Every entry below should be transcribed exactly; pictures stay out of the copy.

(Stored items)
• • • • •
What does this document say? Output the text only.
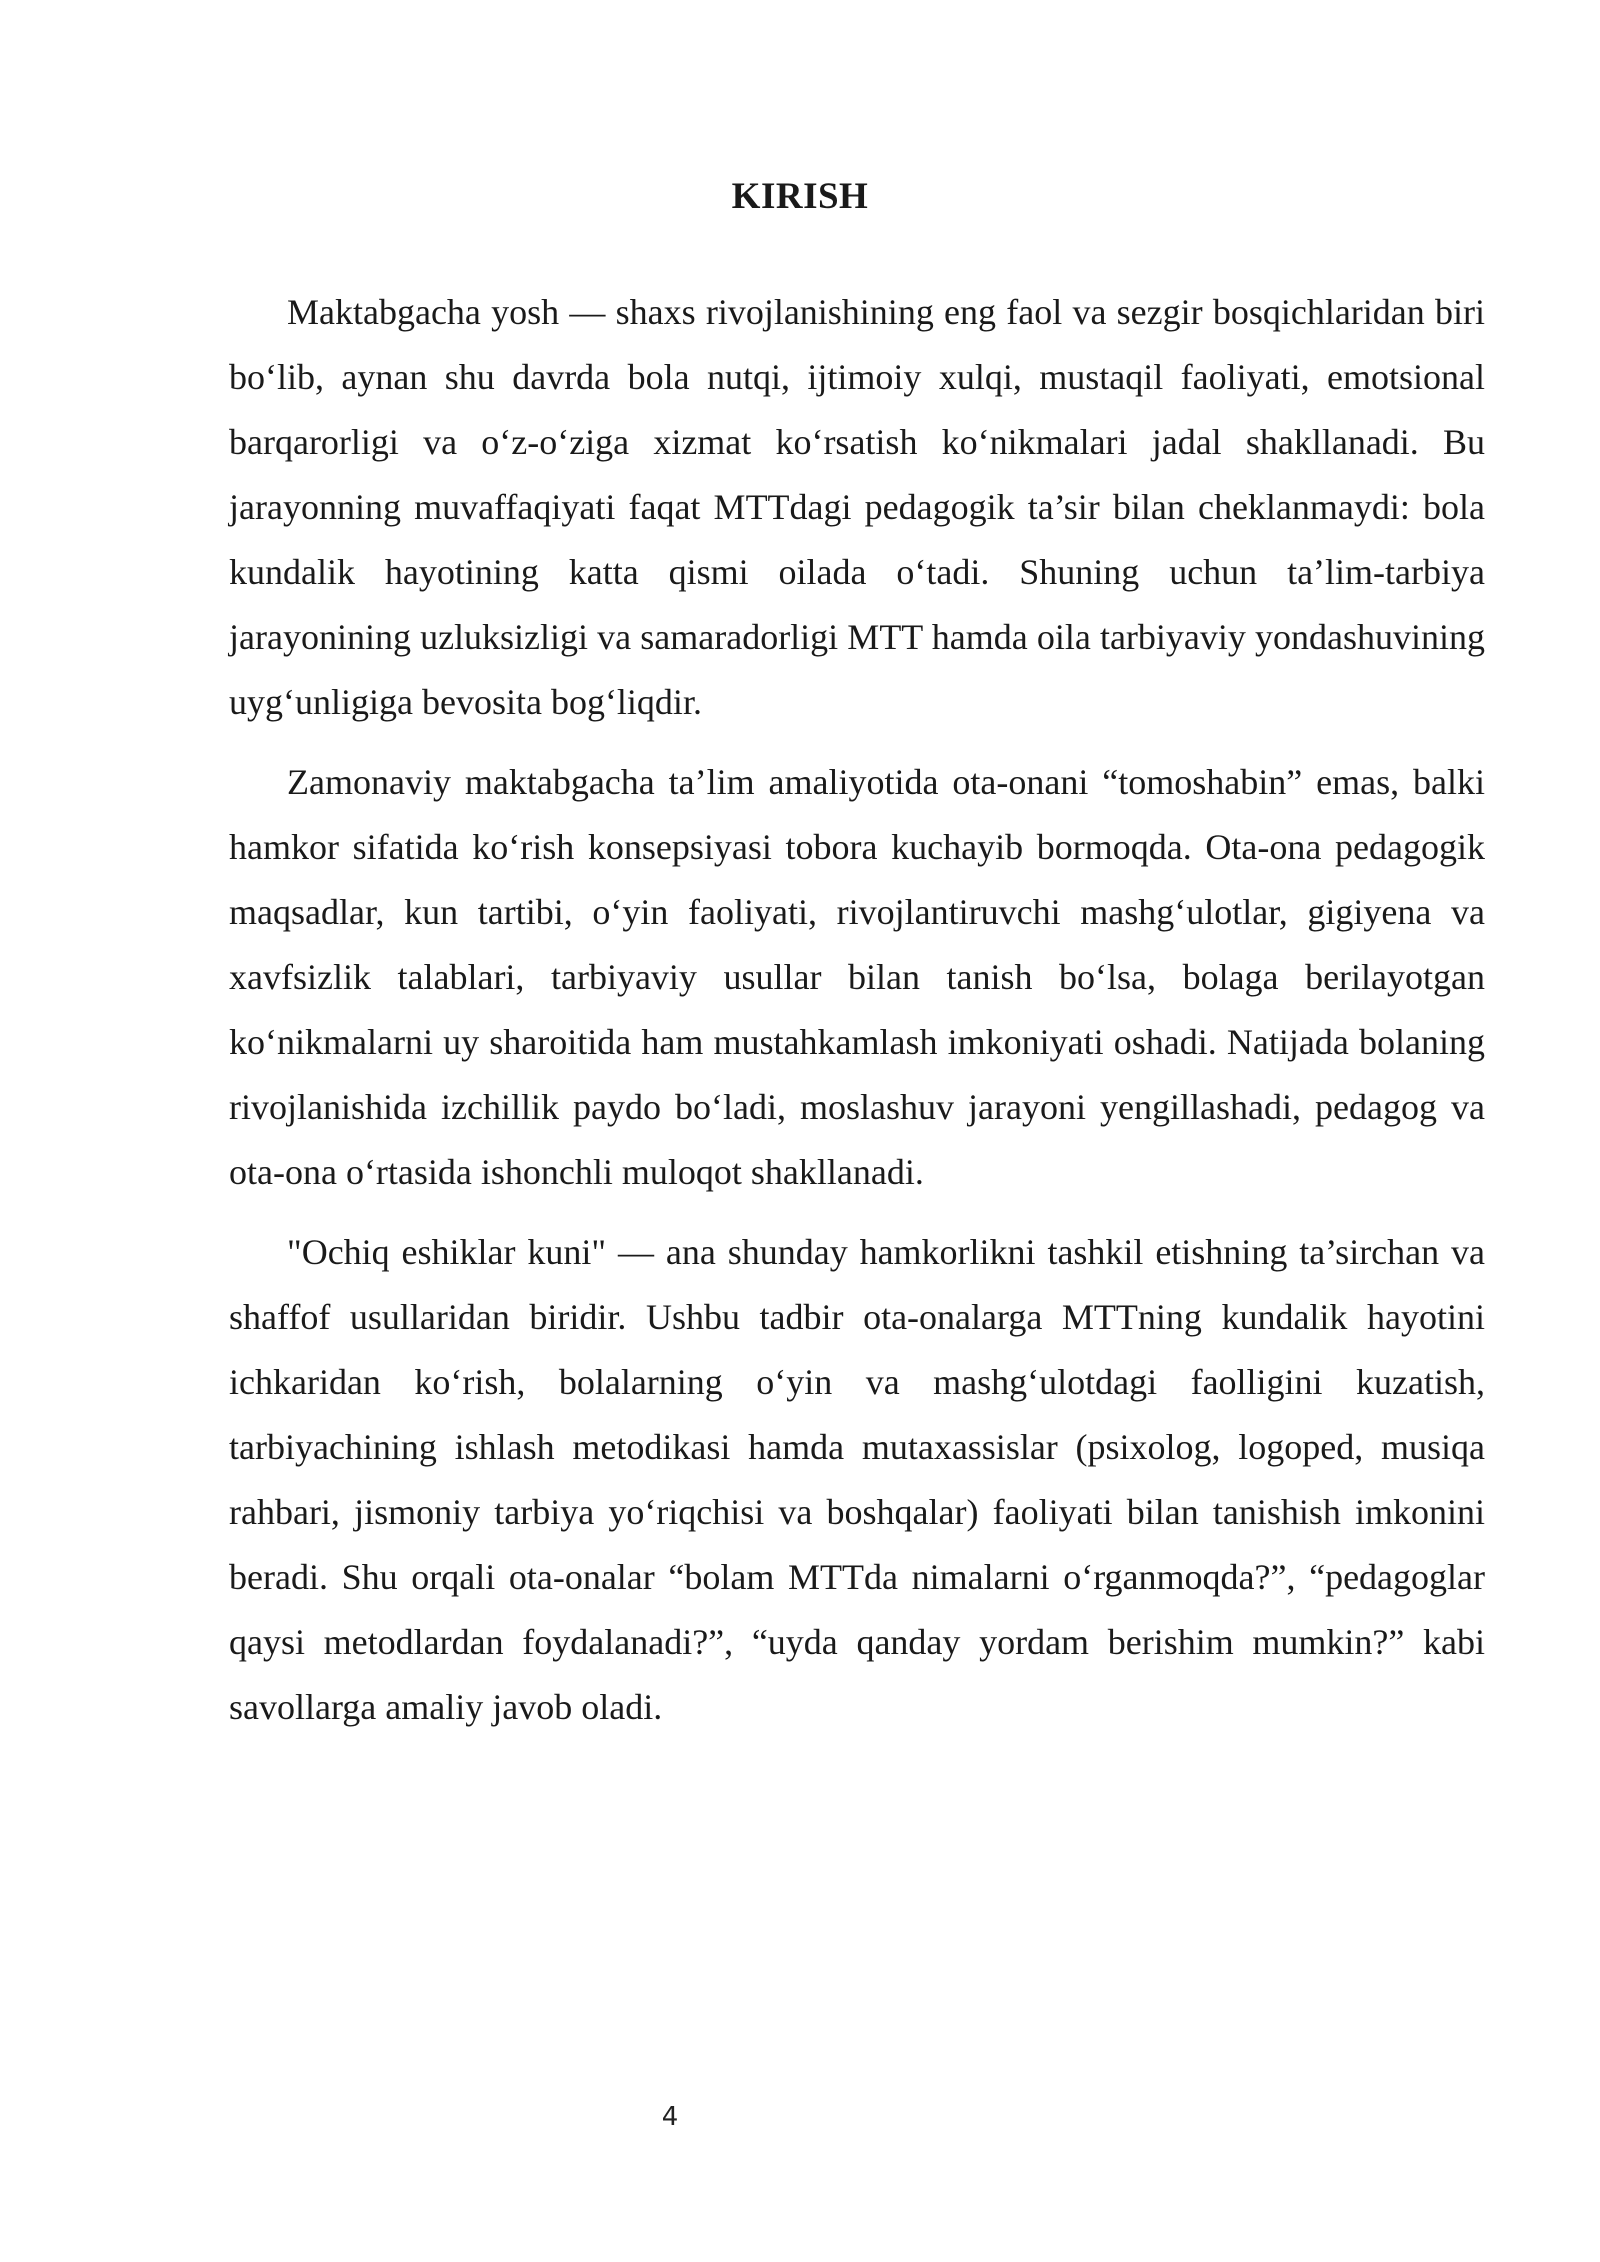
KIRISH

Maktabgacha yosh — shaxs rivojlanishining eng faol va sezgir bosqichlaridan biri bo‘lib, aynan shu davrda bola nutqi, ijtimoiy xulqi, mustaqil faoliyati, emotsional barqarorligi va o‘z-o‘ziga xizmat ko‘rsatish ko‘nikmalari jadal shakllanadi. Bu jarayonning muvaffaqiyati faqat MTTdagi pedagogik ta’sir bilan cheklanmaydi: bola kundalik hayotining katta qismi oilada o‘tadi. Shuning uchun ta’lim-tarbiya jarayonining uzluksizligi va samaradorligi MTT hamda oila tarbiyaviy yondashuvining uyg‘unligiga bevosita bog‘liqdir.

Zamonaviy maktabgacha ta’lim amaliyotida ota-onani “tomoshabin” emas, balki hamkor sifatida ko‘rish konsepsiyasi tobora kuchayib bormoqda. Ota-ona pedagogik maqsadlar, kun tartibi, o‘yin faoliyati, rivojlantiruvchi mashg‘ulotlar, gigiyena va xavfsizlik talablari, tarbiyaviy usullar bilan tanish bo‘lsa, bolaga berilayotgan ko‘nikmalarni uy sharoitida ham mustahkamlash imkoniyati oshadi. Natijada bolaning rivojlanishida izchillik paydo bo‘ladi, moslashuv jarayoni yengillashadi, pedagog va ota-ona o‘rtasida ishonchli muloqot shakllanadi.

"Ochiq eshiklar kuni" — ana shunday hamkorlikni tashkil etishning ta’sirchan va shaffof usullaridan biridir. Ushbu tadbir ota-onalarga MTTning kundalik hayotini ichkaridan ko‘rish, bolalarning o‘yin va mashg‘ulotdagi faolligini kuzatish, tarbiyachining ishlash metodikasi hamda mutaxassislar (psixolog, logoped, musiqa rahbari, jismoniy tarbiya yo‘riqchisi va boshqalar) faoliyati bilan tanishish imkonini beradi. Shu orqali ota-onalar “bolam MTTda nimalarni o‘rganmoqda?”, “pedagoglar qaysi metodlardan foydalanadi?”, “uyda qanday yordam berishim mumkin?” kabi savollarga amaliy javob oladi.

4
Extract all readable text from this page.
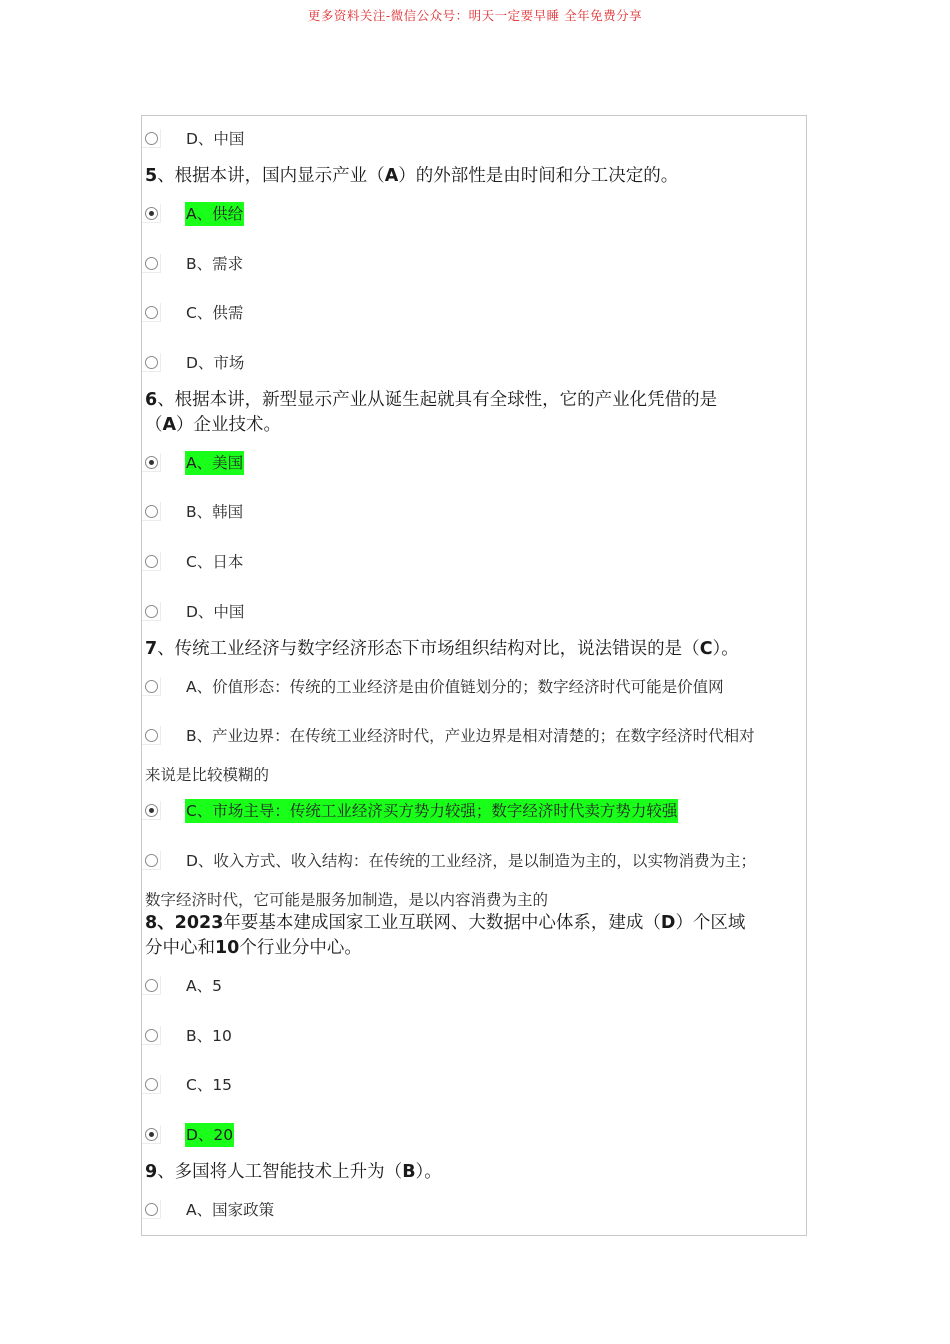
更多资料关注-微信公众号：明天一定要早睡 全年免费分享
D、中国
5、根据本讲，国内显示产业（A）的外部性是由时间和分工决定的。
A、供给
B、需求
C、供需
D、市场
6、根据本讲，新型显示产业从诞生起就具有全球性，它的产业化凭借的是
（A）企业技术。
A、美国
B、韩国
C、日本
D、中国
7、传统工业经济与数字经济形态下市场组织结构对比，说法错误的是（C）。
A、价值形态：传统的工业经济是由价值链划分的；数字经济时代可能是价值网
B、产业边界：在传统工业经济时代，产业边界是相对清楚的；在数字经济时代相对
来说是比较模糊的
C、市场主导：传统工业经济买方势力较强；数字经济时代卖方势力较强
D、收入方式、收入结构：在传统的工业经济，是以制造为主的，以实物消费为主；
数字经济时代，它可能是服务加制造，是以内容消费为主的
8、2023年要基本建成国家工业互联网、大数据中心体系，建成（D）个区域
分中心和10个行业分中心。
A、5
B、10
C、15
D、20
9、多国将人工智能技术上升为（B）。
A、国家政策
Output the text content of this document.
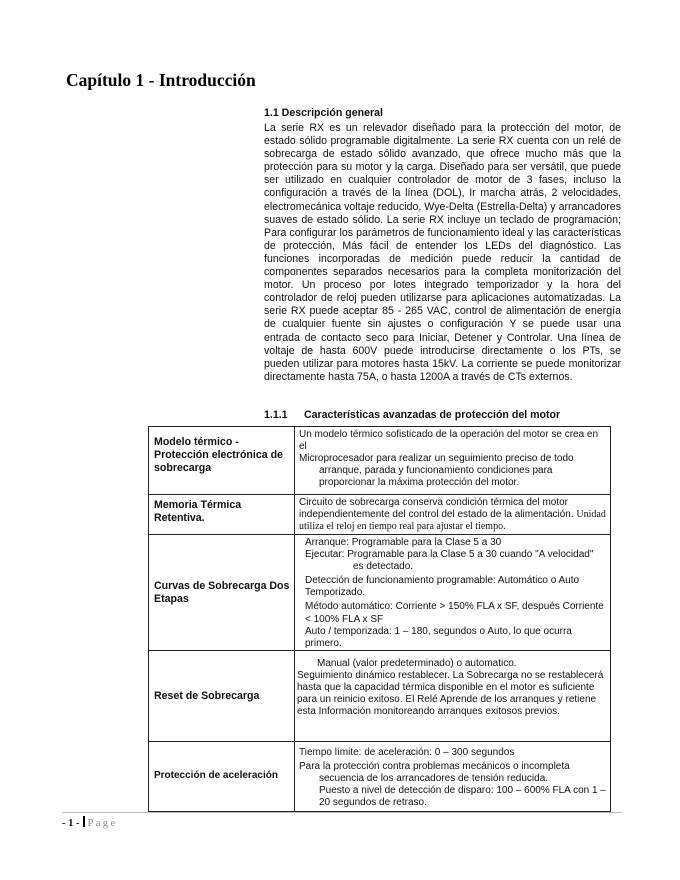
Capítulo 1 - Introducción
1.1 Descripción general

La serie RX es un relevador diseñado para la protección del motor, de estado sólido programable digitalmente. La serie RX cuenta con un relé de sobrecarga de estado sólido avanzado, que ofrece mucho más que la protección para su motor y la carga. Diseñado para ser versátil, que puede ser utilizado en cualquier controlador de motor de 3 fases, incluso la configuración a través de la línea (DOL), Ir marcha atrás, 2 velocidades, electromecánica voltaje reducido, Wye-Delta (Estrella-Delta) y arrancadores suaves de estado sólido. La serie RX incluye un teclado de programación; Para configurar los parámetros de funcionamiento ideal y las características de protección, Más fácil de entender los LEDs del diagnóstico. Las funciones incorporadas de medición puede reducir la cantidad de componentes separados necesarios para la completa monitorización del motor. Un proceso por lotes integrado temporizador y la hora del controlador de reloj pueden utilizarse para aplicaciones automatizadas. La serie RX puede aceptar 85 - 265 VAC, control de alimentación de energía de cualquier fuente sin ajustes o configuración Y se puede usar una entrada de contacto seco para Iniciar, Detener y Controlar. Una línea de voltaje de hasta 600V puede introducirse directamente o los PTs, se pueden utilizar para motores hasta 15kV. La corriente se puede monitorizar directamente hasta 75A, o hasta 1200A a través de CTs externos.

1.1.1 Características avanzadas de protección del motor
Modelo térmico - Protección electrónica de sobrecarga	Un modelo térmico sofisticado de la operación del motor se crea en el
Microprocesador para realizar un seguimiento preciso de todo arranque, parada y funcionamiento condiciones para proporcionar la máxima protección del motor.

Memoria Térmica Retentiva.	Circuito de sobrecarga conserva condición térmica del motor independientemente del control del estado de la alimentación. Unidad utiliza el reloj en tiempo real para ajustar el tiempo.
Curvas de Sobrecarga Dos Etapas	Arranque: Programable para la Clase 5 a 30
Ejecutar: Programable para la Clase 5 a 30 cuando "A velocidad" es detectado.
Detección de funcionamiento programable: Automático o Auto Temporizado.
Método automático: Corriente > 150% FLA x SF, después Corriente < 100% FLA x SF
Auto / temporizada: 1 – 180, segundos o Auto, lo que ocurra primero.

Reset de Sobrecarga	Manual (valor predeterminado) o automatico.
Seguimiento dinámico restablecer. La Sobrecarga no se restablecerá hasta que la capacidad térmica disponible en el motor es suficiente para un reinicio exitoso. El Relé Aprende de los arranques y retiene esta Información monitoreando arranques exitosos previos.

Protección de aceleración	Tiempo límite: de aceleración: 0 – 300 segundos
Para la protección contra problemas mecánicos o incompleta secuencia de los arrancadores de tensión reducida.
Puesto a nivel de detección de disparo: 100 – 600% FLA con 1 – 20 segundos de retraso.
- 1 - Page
• • • • •
__Answer__.
What does this document say? Output the text only.
KIRISH

Maktabgacha yosh — shaxs rivojlanishining eng faol va sezgir bosqichlaridan biri bo‘lib, aynan shu davrda bola nutqi, ijtimoiy xulqi, mustaqil faoliyati, emotsional barqarorligi va o‘z-o‘ziga xizmat ko‘rsatish ko‘nikmalari jadal shakllanadi. Bu jarayonning muvaffaqiyati faqat MTTdagi pedagogik ta’sir bilan cheklanmaydi: bola kundalik hayotining katta qismi oilada o‘tadi. Shuning uchun ta’lim-tarbiya jarayonining uzluksizligi va samaradorligi MTT hamda oila tarbiyaviy yondashuvining uyg‘unligiga bevosita bog‘liqdir.

Zamonaviy maktabgacha ta’lim amaliyotida ota-onani “tomoshabin” emas, balki hamkor sifatida ko‘rish konsepsiyasi tobora kuchayib bormoqda. Ota-ona pedagogik maqsadlar, kun tartibi, o‘yin faoliyati, rivojlantiruvchi mashg‘ulotlar, gigiyena va xavfsizlik talablari, tarbiyaviy usullar bilan tanish bo‘lsa, bolaga berilayotgan ko‘nikmalarni uy sharoitida ham mustahkamlash imkoniyati oshadi. Natijada bolaning rivojlanishida izchillik paydo bo‘ladi, moslashuv jarayoni yengillashadi, pedagog va ota-ona o‘rtasida ishonchli muloqot shakllanadi.

"Ochiq eshiklar kuni" — ana shunday hamkorlikni tashkil etishning ta’sirchan va shaffof usullaridan biridir. Ushbu tadbir ota-onalarga MTTning kundalik hayotini ichkaridan ko‘rish, bolalarning o‘yin va mashg‘ulotdagi faolligini kuzatish, tarbiyachining ishlash metodikasi hamda mutaxassislar (psixolog, logoped, musiqa rahbari, jismoniy tarbiya yo‘riqchisi va boshqalar) faoliyati bilan tanishish imkonini beradi. Shu orqali ota-onalar “bolam MTTda nimalarni o‘rganmoqda?”, “pedagoglar qaysi metodlardan foydalanadi?”, “uyda qanday yordam berishim mumkin?” kabi savollarga amaliy javob oladi.

4
Extract all readable text from this page.
更多资料关注-微信公众号：明天一定要早睡 全年免费分享
D、中国
5、根据本讲，国内显示产业（A）的外部性是由时间和分工决定的。
A、供给
B、需求
C、供需
D、市场
6、根据本讲，新型显示产业从诞生起就具有全球性，它的产业化凭借的是
（A）企业技术。
A、美国
B、韩国
C、日本
D、中国
7、传统工业经济与数字经济形态下市场组织结构对比，说法错误的是（C）。
A、价值形态：传统的工业经济是由价值链划分的；数字经济时代可能是价值网
B、产业边界：在传统工业经济时代，产业边界是相对清楚的；在数字经济时代相对
来说是比较模糊的
C、市场主导：传统工业经济买方势力较强；数字经济时代卖方势力较强
D、收入方式、收入结构：在传统的工业经济，是以制造为主的，以实物消费为主；
数字经济时代，它可能是服务加制造，是以内容消费为主的
8、2023年要基本建成国家工业互联网、大数据中心体系，建成（D）个区域
分中心和10个行业分中心。
A、5
B、10
C、15
D、20
9、多国将人工智能技术上升为（B）。
A、国家政策
Output the text content of this document.
Capítulo 1 - Introducción
1.1 Descripción general

La serie RX es un relevador diseñado para la protección del motor, de estado sólido programable digitalmente. La serie RX cuenta con un relé de sobrecarga de estado sólido avanzado, que ofrece mucho más que la protección para su motor y la carga. Diseñado para ser versátil, que puede ser utilizado en cualquier controlador de motor de 3 fases, incluso la configuración a través de la línea (DOL), Ir marcha atrás, 2 velocidades, electromecánica voltaje reducido, Wye-Delta (Estrella-Delta) y arrancadores suaves de estado sólido. La serie RX incluye un teclado de programación; Para configurar los parámetros de funcionamiento ideal y las características de protección, Más fácil de entender los LEDs del diagnóstico. Las funciones incorporadas de medición puede reducir la cantidad de componentes separados necesarios para la completa monitorización del motor. Un proceso por lotes integrado temporizador y la hora del controlador de reloj pueden utilizarse para aplicaciones automatizadas. La serie RX puede aceptar 85 - 265 VAC, control de alimentación de energía de cualquier fuente sin ajustes o configuración Y se puede usar una entrada de contacto seco para Iniciar, Detener y Controlar. Una línea de voltaje de hasta 600V puede introducirse directamente o los PTs, se pueden utilizar para motores hasta 15kV. La corriente se puede monitorizar directamente hasta 75A, o hasta 1200A a través de CTs externos.

1.1.1 Características avanzadas de protección del motor
Modelo térmico - Protección electrónica de sobrecarga	Un modelo térmico sofisticado de la operación del motor se crea en el
Microprocesador para realizar un seguimiento preciso de todo arranque, parada y funcionamiento condiciones para proporcionar la máxima protección del motor.

Memoria Térmica Retentiva.	Circuito de sobrecarga conserva condición térmica del motor independientemente del control del estado de la alimentación. Unidad utiliza el reloj en tiempo real para ajustar el tiempo.
Curvas de Sobrecarga Dos Etapas	Arranque: Programable para la Clase 5 a 30
Ejecutar: Programable para la Clase 5 a 30 cuando "A velocidad" es detectado.
Detección de funcionamiento programable: Automático o Auto Temporizado.
Método automático: Corriente > 150% FLA x SF, después Corriente < 100% FLA x SF
Auto / temporizada: 1 – 180, segundos o Auto, lo que ocurra primero.

Reset de Sobrecarga	Manual (valor predeterminado) o automatico.
Seguimiento dinámico restablecer. La Sobrecarga no se restablecerá hasta que la capacidad térmica disponible en el motor es suficiente para un reinicio exitoso. El Relé Aprende de los arranques y retiene esta Información monitoreando arranques exitosos previos.

Protección de aceleración	Tiempo límite: de aceleración: 0 – 300 segundos
Para la protección contra problemas mecánicos o incompleta secuencia de los arrancadores de tensión reducida.
Puesto a nivel de detección de disparo: 100 – 600% FLA con 1 – 20 segundos de retraso.
- 1 - Page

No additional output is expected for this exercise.